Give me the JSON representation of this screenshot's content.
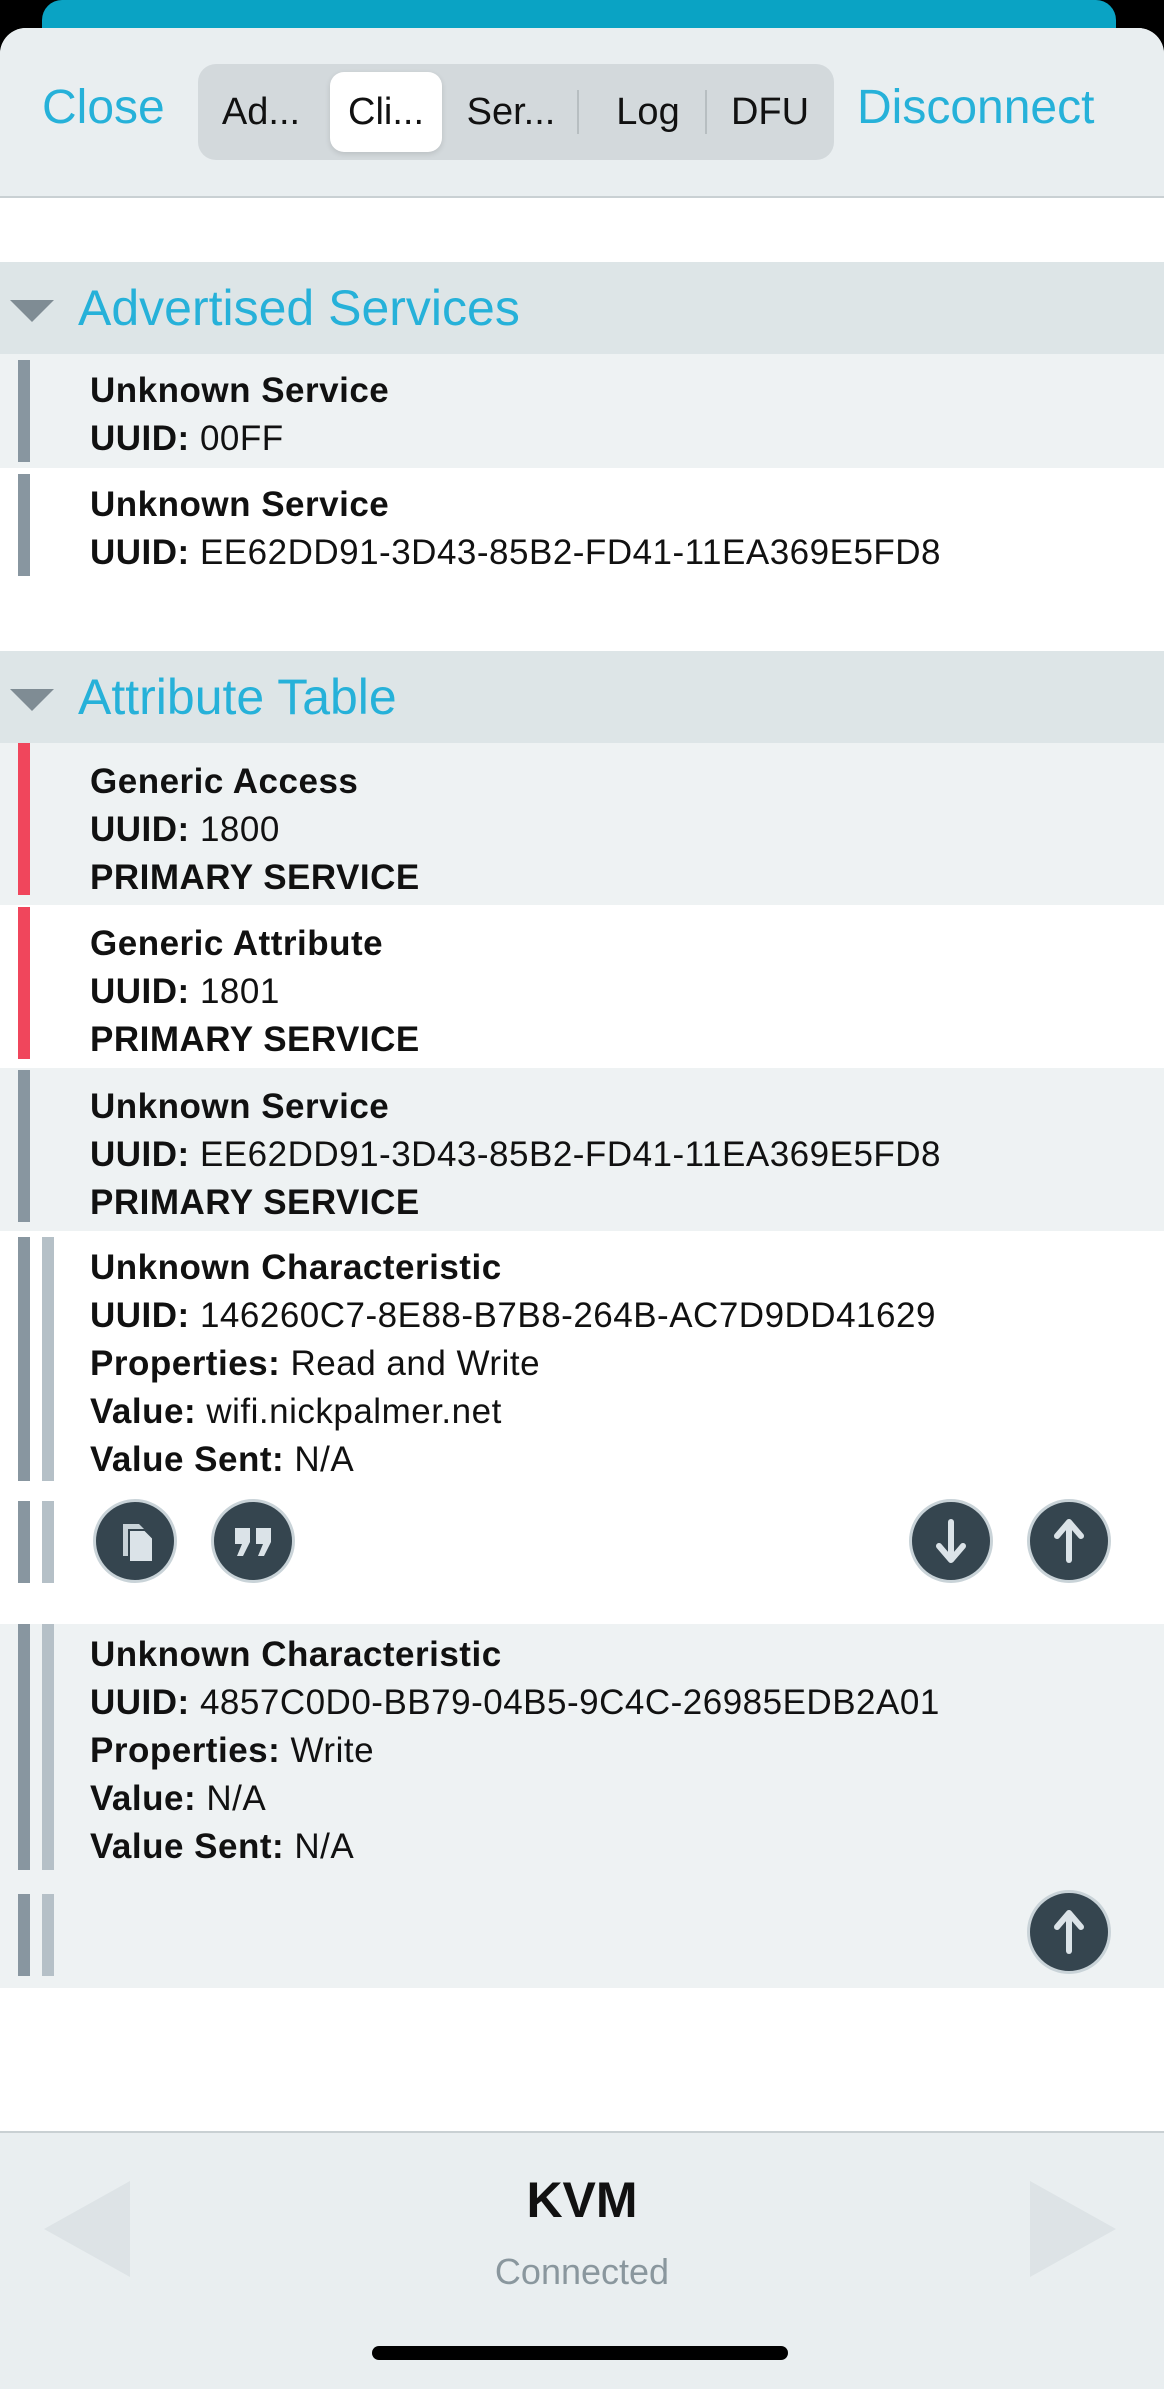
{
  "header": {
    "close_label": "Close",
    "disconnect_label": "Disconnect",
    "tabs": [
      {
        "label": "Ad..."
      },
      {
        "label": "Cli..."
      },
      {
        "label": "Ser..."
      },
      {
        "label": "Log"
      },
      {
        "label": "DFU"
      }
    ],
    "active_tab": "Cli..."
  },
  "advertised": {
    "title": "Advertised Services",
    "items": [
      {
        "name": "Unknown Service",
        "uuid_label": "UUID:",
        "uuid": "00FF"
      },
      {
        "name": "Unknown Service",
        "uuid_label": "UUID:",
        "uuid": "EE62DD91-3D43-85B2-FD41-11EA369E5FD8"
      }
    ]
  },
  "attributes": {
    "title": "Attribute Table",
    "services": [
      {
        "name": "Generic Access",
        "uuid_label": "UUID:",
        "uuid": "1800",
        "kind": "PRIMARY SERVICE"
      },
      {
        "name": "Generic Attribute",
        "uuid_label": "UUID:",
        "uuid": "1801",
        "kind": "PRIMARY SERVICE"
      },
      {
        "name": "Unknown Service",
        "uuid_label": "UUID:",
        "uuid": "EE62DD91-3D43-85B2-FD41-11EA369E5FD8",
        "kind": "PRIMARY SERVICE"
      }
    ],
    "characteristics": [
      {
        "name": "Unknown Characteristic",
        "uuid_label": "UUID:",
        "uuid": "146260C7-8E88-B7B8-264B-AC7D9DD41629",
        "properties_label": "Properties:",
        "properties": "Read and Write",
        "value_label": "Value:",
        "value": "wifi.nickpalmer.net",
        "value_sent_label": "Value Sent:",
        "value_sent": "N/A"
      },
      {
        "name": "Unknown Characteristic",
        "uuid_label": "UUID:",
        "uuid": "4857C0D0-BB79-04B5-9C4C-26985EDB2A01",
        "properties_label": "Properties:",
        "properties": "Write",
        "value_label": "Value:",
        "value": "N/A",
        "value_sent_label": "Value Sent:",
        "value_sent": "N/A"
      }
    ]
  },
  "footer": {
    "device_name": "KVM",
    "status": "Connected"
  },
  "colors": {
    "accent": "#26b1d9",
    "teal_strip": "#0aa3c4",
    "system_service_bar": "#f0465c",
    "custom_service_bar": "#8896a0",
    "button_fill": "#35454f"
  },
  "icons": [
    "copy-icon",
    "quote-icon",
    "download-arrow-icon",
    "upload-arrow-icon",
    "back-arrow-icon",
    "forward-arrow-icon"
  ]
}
◆ ◆ ◆ ◆ ◆
## PROBLEM
Make an exact copy of every entry above, minus the images.

## CORRECT RESPONSE
Give me the JSON representation of this screenshot's content.
{
  "header": {
    "close_label": "Close",
    "disconnect_label": "Disconnect",
    "tabs": [
      {
        "label": "Ad..."
      },
      {
        "label": "Cli..."
      },
      {
        "label": "Ser..."
      },
      {
        "label": "Log"
      },
      {
        "label": "DFU"
      }
    ],
    "active_tab": "Cli..."
  },
  "advertised": {
    "title": "Advertised Services",
    "items": [
      {
        "name": "Unknown Service",
        "uuid_label": "UUID:",
        "uuid": "00FF"
      },
      {
        "name": "Unknown Service",
        "uuid_label": "UUID:",
        "uuid": "EE62DD91-3D43-85B2-FD41-11EA369E5FD8"
      }
    ]
  },
  "attributes": {
    "title": "Attribute Table",
    "services": [
      {
        "name": "Generic Access",
        "uuid_label": "UUID:",
        "uuid": "1800",
        "kind": "PRIMARY SERVICE"
      },
      {
        "name": "Generic Attribute",
        "uuid_label": "UUID:",
        "uuid": "1801",
        "kind": "PRIMARY SERVICE"
      },
      {
        "name": "Unknown Service",
        "uuid_label": "UUID:",
        "uuid": "EE62DD91-3D43-85B2-FD41-11EA369E5FD8",
        "kind": "PRIMARY SERVICE"
      }
    ],
    "characteristics": [
      {
        "name": "Unknown Characteristic",
        "uuid_label": "UUID:",
        "uuid": "146260C7-8E88-B7B8-264B-AC7D9DD41629",
        "properties_label": "Properties:",
        "properties": "Read and Write",
        "value_label": "Value:",
        "value": "wifi.nickpalmer.net",
        "value_sent_label": "Value Sent:",
        "value_sent": "N/A"
      },
      {
        "name": "Unknown Characteristic",
        "uuid_label": "UUID:",
        "uuid": "4857C0D0-BB79-04B5-9C4C-26985EDB2A01",
        "properties_label": "Properties:",
        "properties": "Write",
        "value_label": "Value:",
        "value": "N/A",
        "value_sent_label": "Value Sent:",
        "value_sent": "N/A"
      }
    ]
  },
  "footer": {
    "device_name": "KVM",
    "status": "Connected"
  },
  "colors": {
    "accent": "#26b1d9",
    "teal_strip": "#0aa3c4",
    "system_service_bar": "#f0465c",
    "custom_service_bar": "#8896a0",
    "button_fill": "#35454f"
  },
  "icons": [
    "copy-icon",
    "quote-icon",
    "download-arrow-icon",
    "upload-arrow-icon",
    "back-arrow-icon",
    "forward-arrow-icon"
  ]
}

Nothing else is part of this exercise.